● **WHAT THIS TASK INVOLVES**:
Only the lines holding the string "JSON" are needed. Copy each one.

----- DATA ROWS

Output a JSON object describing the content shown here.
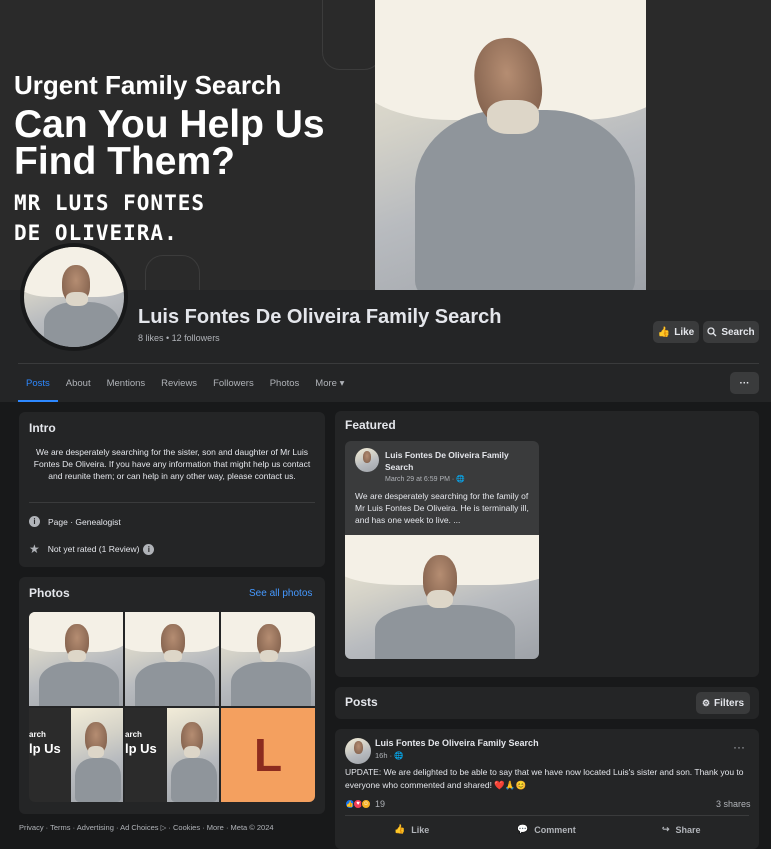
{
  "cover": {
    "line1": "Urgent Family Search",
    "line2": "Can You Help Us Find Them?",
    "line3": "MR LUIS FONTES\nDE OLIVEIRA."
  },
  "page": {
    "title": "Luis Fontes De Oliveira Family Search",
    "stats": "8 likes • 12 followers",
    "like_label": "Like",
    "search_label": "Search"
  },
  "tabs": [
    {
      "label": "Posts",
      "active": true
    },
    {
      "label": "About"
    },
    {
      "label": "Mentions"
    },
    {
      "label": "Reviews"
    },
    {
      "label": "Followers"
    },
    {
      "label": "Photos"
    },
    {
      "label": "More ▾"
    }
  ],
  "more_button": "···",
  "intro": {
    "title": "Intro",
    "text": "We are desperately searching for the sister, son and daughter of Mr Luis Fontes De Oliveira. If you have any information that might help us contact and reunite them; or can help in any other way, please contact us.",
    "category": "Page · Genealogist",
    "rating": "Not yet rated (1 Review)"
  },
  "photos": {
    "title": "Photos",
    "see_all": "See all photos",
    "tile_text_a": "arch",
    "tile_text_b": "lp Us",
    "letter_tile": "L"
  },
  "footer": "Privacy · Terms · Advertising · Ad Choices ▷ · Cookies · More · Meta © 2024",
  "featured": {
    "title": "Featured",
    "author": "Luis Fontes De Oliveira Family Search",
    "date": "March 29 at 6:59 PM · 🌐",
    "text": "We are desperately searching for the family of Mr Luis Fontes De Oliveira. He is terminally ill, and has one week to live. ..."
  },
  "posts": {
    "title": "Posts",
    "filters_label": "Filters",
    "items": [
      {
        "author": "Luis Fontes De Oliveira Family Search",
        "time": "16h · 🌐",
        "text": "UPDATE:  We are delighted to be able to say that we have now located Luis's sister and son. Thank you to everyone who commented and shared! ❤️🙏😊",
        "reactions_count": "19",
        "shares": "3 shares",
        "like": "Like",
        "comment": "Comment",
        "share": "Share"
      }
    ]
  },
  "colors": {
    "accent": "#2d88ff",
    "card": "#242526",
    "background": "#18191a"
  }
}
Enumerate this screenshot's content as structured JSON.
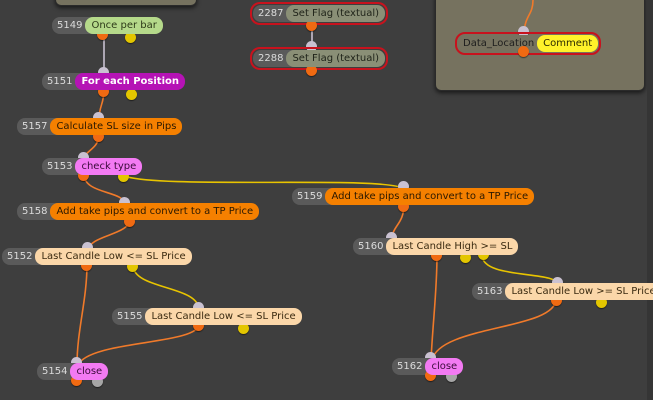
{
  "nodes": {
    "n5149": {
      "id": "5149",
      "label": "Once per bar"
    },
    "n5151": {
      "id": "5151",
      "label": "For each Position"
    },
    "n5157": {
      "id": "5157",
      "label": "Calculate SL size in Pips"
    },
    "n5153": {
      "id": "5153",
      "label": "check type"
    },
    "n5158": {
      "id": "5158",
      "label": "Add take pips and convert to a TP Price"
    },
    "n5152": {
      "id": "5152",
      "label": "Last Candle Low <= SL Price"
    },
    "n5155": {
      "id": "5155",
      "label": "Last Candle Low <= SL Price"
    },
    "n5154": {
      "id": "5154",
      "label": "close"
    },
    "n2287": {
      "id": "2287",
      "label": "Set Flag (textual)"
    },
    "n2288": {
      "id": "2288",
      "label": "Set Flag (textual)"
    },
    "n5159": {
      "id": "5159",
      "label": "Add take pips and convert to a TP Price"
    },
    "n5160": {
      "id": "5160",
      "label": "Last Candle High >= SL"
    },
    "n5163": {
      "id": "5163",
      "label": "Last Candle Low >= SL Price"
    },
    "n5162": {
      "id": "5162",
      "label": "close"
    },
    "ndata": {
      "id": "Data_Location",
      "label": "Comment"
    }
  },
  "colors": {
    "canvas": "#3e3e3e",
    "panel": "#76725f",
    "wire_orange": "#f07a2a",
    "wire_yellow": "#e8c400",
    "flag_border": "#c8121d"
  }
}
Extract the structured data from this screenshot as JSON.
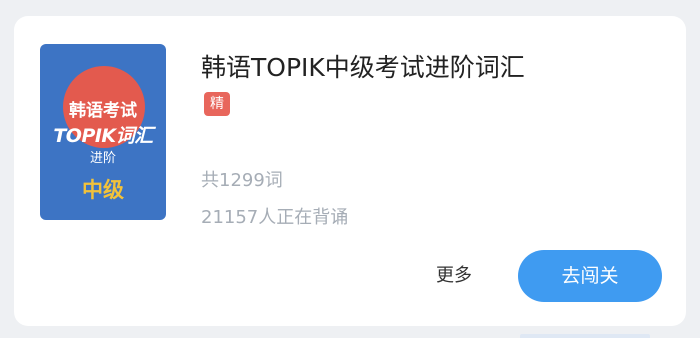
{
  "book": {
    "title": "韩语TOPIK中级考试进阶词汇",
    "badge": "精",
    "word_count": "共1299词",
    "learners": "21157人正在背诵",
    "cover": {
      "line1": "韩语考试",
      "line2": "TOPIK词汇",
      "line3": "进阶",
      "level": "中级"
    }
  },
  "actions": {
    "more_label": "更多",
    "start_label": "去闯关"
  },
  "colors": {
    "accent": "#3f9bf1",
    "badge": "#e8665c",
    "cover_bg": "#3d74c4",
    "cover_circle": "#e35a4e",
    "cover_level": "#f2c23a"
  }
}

----------
----- DATA ROWS

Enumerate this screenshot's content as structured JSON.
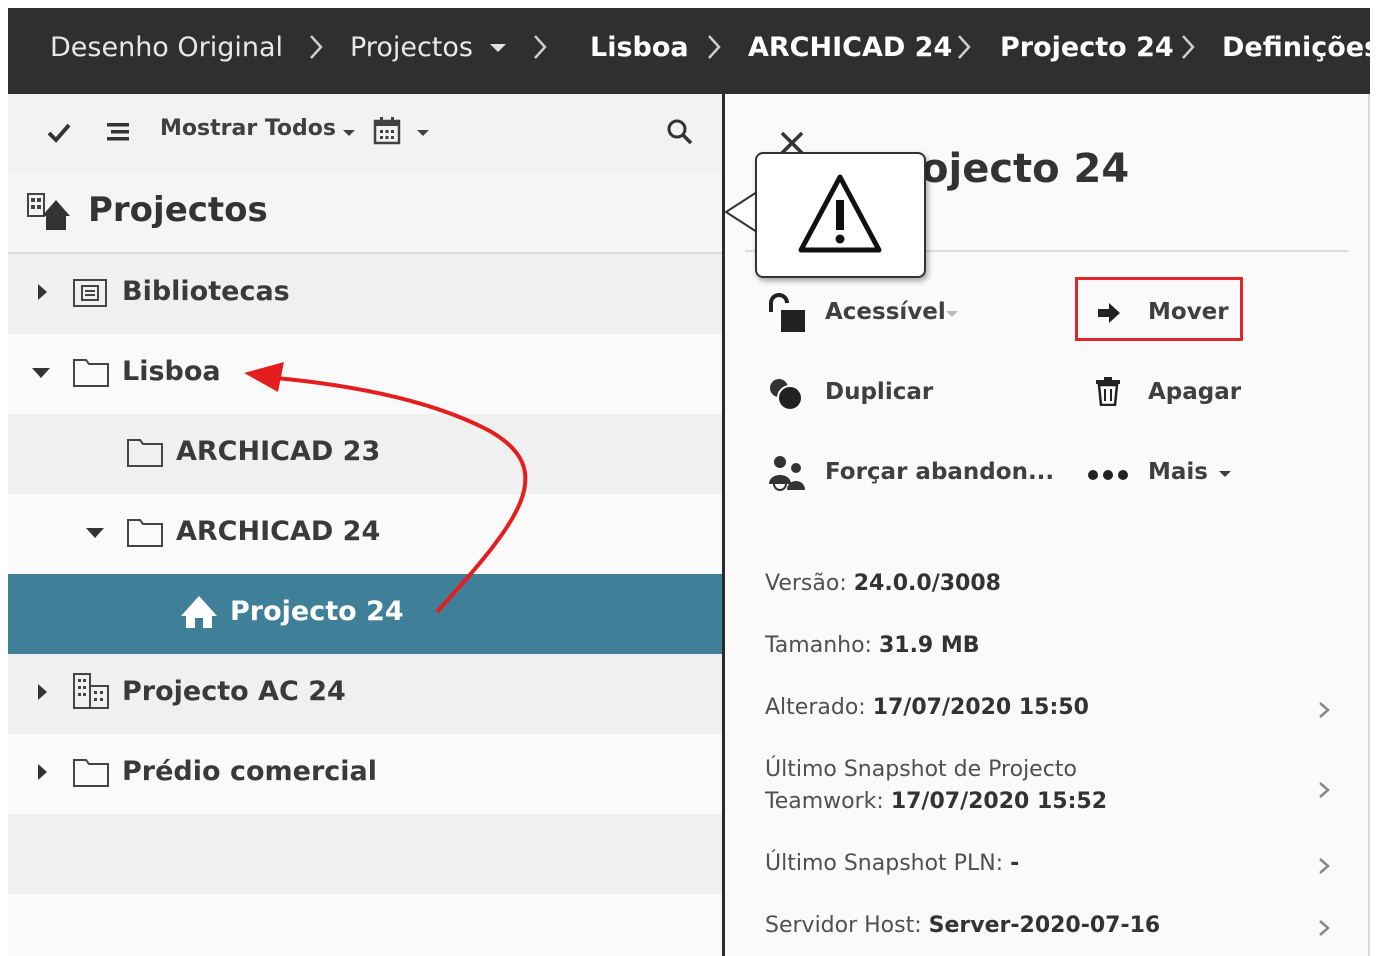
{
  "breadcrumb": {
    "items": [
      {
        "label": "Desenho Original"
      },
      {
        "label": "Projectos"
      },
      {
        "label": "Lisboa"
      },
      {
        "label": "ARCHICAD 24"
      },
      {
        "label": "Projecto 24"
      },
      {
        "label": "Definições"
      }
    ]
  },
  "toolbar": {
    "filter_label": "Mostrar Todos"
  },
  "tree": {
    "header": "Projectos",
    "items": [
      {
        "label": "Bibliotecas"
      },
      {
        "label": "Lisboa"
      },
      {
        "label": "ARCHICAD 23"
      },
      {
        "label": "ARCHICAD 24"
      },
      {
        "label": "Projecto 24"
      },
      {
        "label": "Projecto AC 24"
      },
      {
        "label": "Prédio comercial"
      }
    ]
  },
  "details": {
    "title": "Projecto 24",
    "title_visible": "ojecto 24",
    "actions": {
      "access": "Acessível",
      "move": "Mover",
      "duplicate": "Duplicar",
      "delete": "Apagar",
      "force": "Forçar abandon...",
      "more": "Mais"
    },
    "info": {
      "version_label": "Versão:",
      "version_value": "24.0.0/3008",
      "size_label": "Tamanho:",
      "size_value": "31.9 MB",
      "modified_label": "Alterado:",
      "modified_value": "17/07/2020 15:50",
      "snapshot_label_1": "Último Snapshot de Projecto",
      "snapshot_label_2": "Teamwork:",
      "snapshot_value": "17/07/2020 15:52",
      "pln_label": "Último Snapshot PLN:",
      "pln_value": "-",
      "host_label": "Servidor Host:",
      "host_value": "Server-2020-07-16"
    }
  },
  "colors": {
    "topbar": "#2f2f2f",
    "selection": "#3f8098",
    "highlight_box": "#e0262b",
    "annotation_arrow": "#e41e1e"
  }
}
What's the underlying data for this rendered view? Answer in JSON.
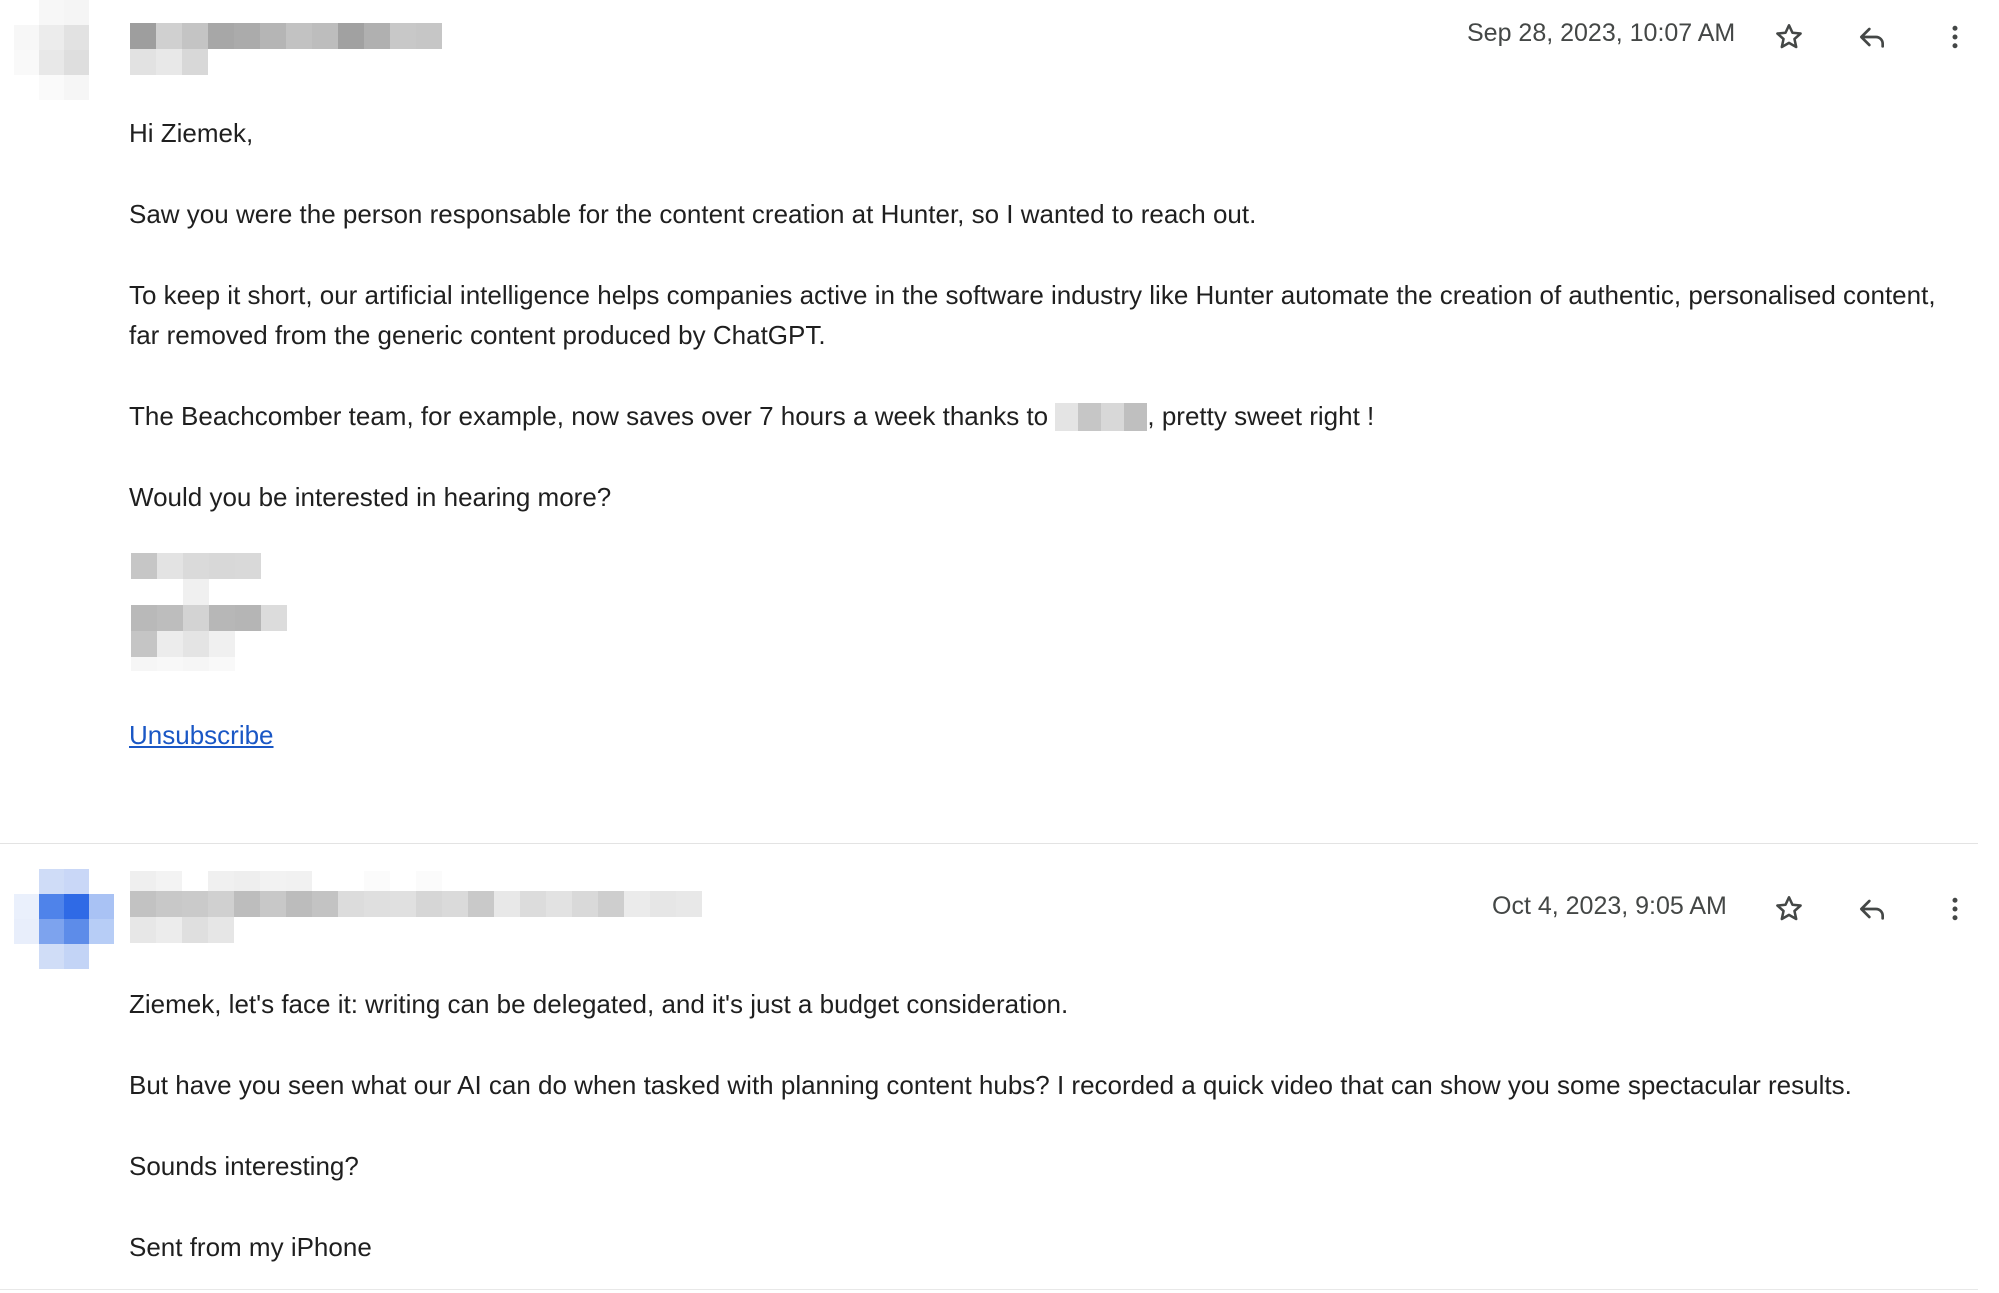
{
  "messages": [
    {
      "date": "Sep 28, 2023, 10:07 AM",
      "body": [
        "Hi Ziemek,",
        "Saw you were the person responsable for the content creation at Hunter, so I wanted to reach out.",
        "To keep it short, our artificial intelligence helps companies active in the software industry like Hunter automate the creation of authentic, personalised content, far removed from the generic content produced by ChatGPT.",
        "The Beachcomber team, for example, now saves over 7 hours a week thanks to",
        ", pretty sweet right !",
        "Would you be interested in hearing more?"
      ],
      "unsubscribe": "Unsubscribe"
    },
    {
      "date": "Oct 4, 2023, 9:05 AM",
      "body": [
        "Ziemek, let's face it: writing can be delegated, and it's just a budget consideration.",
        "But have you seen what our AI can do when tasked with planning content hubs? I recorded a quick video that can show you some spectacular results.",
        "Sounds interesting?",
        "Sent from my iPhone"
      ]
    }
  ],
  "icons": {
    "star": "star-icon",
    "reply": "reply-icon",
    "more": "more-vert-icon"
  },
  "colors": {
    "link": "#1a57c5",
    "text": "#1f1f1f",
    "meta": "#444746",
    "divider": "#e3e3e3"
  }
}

----------

● **OUTPUT OF THE TASK**:
Output a JSON object describing the content shown here.
Enumerate this screenshot's content as structured JSON.
Extract the structured data from this screenshot as JSON.
Enumerate this screenshot's content as structured JSON.
What's the underlying data for this rendered view? Answer in JSON.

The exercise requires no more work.